### [PROMPT]
In the UNION lesson, which region has the highest regional unemployment average, and what is that figure?

### [PAGE EXCERPT]
#  UNION — Combining Results Across Regions



##  Learning Objectives
By the end of this section, you will be able to:

- Understand the concept of the **UNION** operator and its role in combining multiple query results.  
- Use **UNION** to merge datasets with similar structures from multiple regions.  
- Apply **CASE** and **COALESCE** logic to fill missing data using regional averages for better data completeness.



##  Overview

In this exercise, we aim to create a summary of **estimated unemployment rates** per country and per time period.  
However, some countries may have missing unemployment data.  

To handle this, we’ll use **regional averages** as fallback values to fill missing unemployment rates — ensuring the dataset remains complete and consistent.

### Regional Unemployment Averages

| Region | Pct_regional_unemployment |
|--------|---------------------------|
| Central and Southern Asia | 19.59 |
| Eastern and South-Eastern Asia | 22.64 |
| Europe and Northern America | 24.43 |
| Latin America and the Caribbean | 24.23 |
| Northern Africa and Western Asia | 17.84 |
| Oceania | 4.98 |
| Sub-Saharan Africa | 33.65 |



##  Connecting to the Database

We’ll connect to our **united_nations** database using the `%sql` magic command.

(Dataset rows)
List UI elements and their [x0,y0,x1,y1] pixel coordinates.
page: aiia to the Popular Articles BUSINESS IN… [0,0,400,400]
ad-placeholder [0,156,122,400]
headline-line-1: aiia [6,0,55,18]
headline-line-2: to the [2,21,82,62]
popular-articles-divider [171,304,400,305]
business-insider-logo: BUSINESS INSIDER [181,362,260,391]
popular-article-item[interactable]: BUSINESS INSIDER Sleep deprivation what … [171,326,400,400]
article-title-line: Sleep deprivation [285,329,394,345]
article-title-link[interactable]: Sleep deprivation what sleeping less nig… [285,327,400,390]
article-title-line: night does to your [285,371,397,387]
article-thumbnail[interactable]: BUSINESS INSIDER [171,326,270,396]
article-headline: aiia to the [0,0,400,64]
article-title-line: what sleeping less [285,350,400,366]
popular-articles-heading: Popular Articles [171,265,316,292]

### [TASK SOLUTION]
Sub-Saharan Africa, at 33.65.